== YOUR TASK ==
Extract all lines in the data that contain the word "color".

-- Start of THE RECORDS --

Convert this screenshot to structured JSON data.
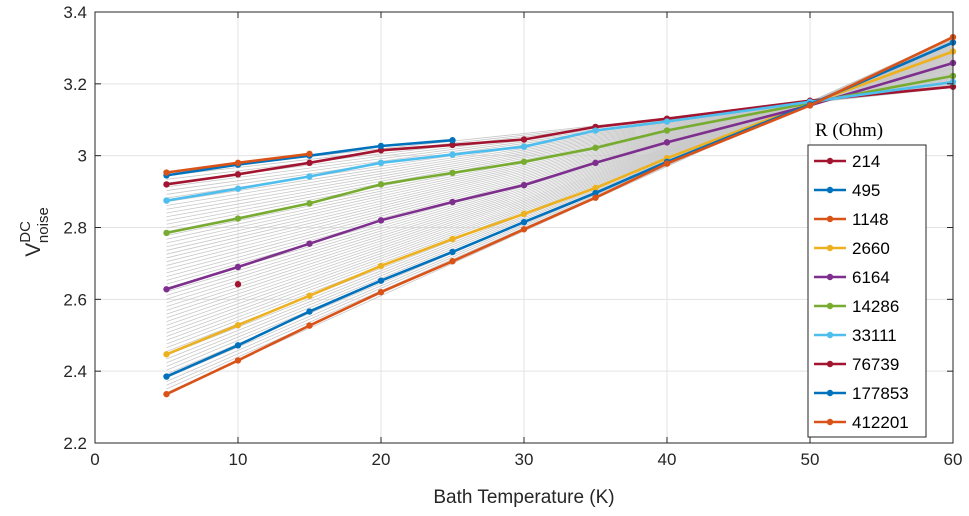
{
  "chart_data": {
    "type": "line",
    "xlabel": "Bath Temperature (K)",
    "ylabel": {
      "base": "V",
      "superscript": "DC",
      "subscript": "noise"
    },
    "xlim": [
      0,
      60
    ],
    "ylim": [
      2.2,
      3.4
    ],
    "xticks": [
      0,
      10,
      20,
      30,
      40,
      50,
      60
    ],
    "yticks": [
      2.2,
      2.4,
      2.6,
      2.8,
      3,
      3.2,
      3.4
    ],
    "xtick_labels": [
      "0",
      "10",
      "20",
      "30",
      "40",
      "50",
      "60"
    ],
    "ytick_labels": [
      "2.2",
      "2.4",
      "2.6",
      "2.8",
      "3",
      "3.2",
      "3.4"
    ],
    "grid": true,
    "legend": {
      "title": "R (Ohm)",
      "placement": "right"
    },
    "background_lines": {
      "count": 60,
      "color": "#c8c8c8",
      "x_start": 5,
      "x_end": 60,
      "y_start_range": [
        2.34,
        2.955
      ],
      "y_end_range": [
        3.19,
        3.33
      ]
    },
    "series": [
      {
        "name": "214",
        "color": "#a2142f",
        "x": [
          5,
          10,
          15,
          20,
          25,
          30,
          35,
          40,
          50,
          60
        ],
        "y": [
          2.92,
          2.948,
          2.98,
          3.015,
          3.03,
          3.045,
          3.08,
          3.103,
          3.153,
          3.192
        ]
      },
      {
        "name": "495",
        "color": "#0072bd",
        "x": [
          5,
          10,
          15,
          20,
          25
        ],
        "y": [
          2.945,
          2.975,
          3.0,
          3.027,
          3.043
        ]
      },
      {
        "name": "1148",
        "color": "#d95319",
        "x": [
          5,
          10,
          15
        ],
        "y": [
          2.953,
          2.98,
          3.005
        ]
      },
      {
        "name": "2660",
        "color": "#edb120",
        "x": [
          5,
          10,
          15,
          20,
          25,
          30,
          35,
          40,
          50,
          60
        ],
        "y": [
          2.447,
          2.528,
          2.61,
          2.693,
          2.768,
          2.838,
          2.91,
          2.993,
          3.145,
          3.29
        ]
      },
      {
        "name": "6164",
        "color": "#7e2f8e",
        "x": [
          5,
          10,
          15,
          20,
          25,
          30,
          35,
          40,
          50,
          60
        ],
        "y": [
          2.628,
          2.69,
          2.755,
          2.82,
          2.871,
          2.918,
          2.98,
          3.037,
          3.14,
          3.258
        ]
      },
      {
        "name": "14286",
        "color": "#77ac30",
        "x": [
          5,
          10,
          15,
          20,
          25,
          30,
          35,
          40,
          50,
          60
        ],
        "y": [
          2.785,
          2.825,
          2.867,
          2.92,
          2.952,
          2.983,
          3.022,
          3.07,
          3.147,
          3.222
        ]
      },
      {
        "name": "33111",
        "color": "#4dbeee",
        "x": [
          5,
          10,
          15,
          20,
          25,
          30,
          35,
          40,
          50,
          60
        ],
        "y": [
          2.875,
          2.908,
          2.942,
          2.98,
          3.003,
          3.025,
          3.07,
          3.095,
          3.15,
          3.205
        ]
      },
      {
        "name": "76739",
        "color": "#a2142f",
        "x": [
          10
        ],
        "y": [
          2.642
        ]
      },
      {
        "name": "177853",
        "color": "#0072bd",
        "x": [
          5,
          10,
          15,
          20,
          25,
          30,
          35,
          40,
          50,
          60
        ],
        "y": [
          2.385,
          2.472,
          2.566,
          2.652,
          2.732,
          2.815,
          2.896,
          2.983,
          3.143,
          3.315
        ]
      },
      {
        "name": "412201",
        "color": "#d95319",
        "x": [
          5,
          10,
          15,
          20,
          25,
          30,
          35,
          40,
          50,
          60
        ],
        "y": [
          2.336,
          2.43,
          2.527,
          2.62,
          2.706,
          2.795,
          2.883,
          2.978,
          3.14,
          3.33
        ]
      }
    ]
  }
}
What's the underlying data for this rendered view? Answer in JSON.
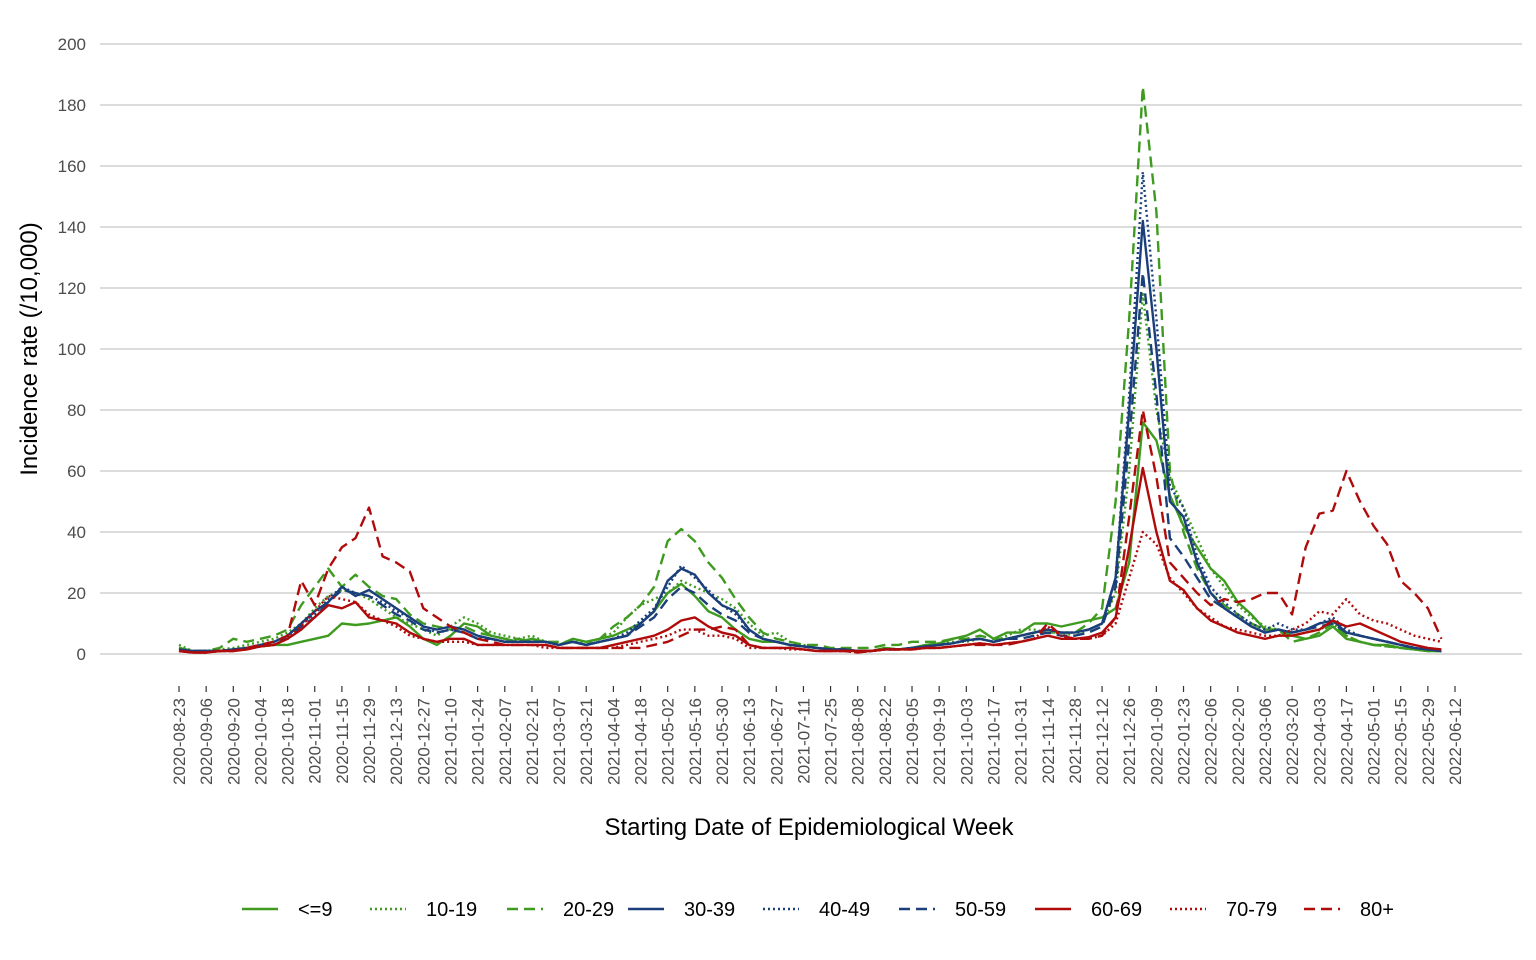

-- End of THE RECORDS --

== SOLUTION FOR THIS EXERCISE ==
      "color": "#c8c8c8",
        "color": "#a2142f",
        "color": "#0072bd",
        "color": "#d95319",
        "color": "#edb120",
        "color": "#7e2f8e",
        "color": "#77ac30",
        "color": "#4dbeee",
        "color": "#a2142f",
        "color": "#0072bd",
        "color": "#d95319",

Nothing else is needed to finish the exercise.